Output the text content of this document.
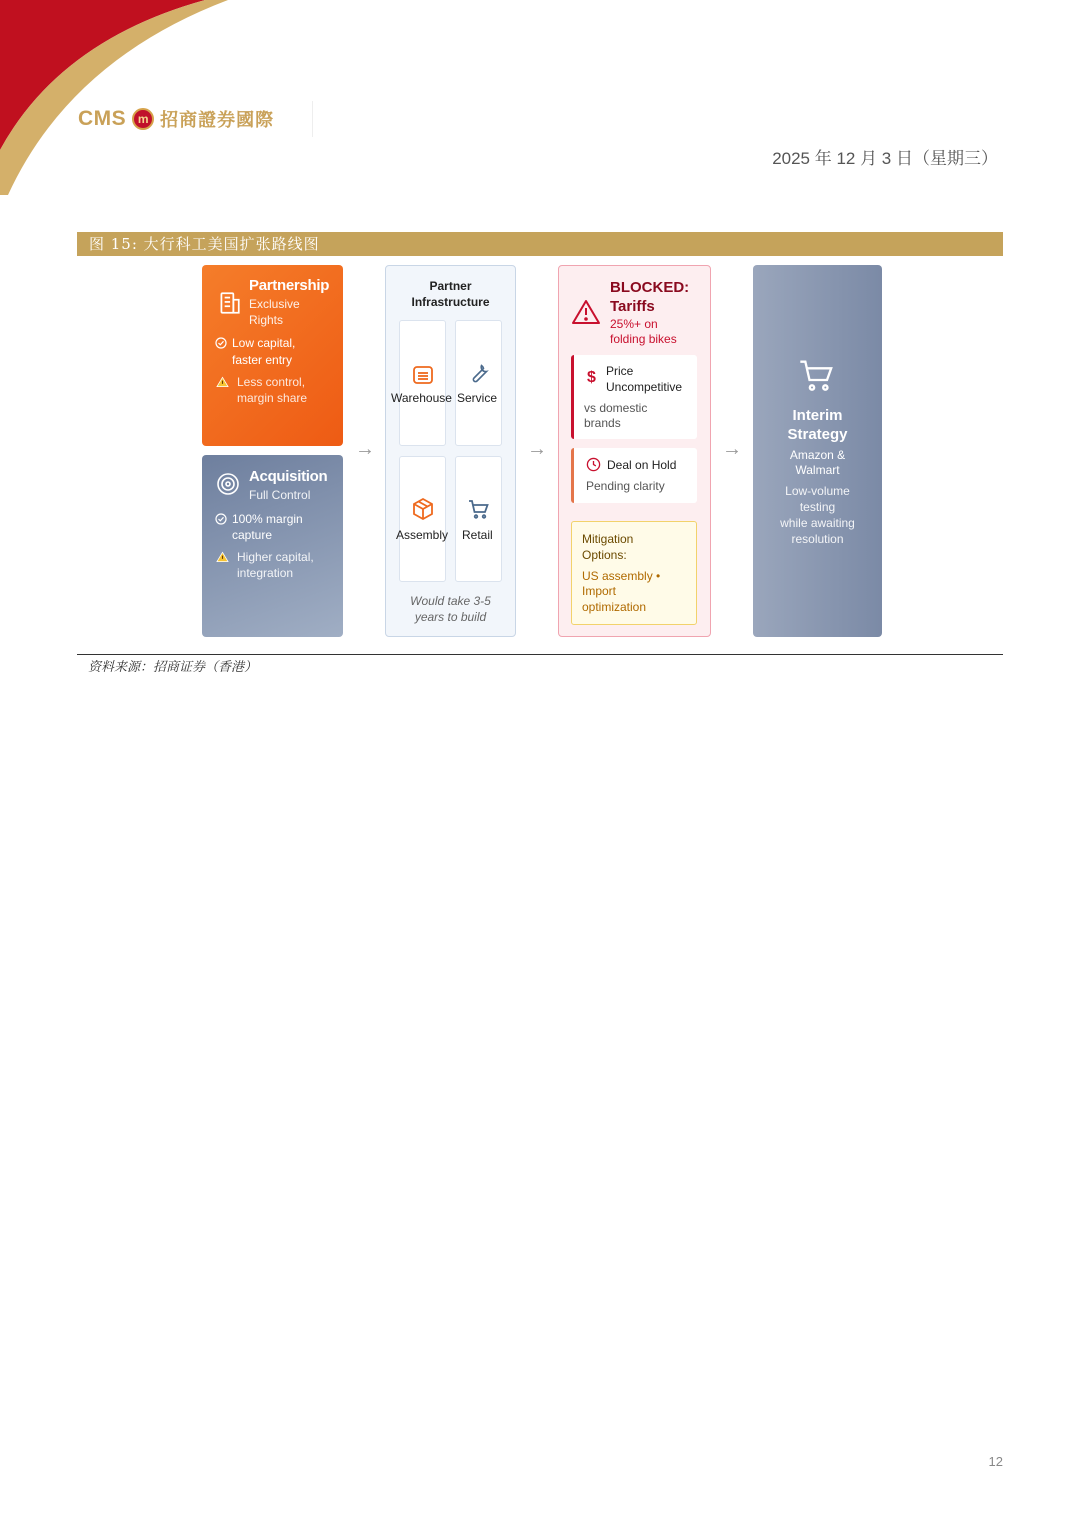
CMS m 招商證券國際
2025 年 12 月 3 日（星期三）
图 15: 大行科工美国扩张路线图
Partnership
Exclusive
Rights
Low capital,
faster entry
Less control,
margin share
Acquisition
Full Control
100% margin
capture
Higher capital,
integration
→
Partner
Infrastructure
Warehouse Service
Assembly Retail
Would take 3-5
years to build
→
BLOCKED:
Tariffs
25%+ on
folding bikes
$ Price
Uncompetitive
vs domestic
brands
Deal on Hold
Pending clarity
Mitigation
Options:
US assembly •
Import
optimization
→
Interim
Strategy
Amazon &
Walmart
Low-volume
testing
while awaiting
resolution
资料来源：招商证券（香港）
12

- **What you are asked to do**
Repeat the data above exactly, but not the pictures.

- **Task solution**
Output the text content of this document.
CMS m 招商證券國際
2025 年 12 月 3 日（星期三）
图 15: 大行科工美国扩张路线图
Partnership
Exclusive
Rights
Low capital,
faster entry
Less control,
margin share
Acquisition
Full Control
100% margin
capture
Higher capital,
integration
→
Partner
Infrastructure
Warehouse Service
Assembly Retail
Would take 3-5
years to build
→
BLOCKED:
Tariffs
25%+ on
folding bikes
$ Price
Uncompetitive
vs domestic
brands
Deal on Hold
Pending clarity
Mitigation
Options:
US assembly •
Import
optimization
→
Interim
Strategy
Amazon &
Walmart
Low-volume
testing
while awaiting
resolution
资料来源：招商证券（香港）
12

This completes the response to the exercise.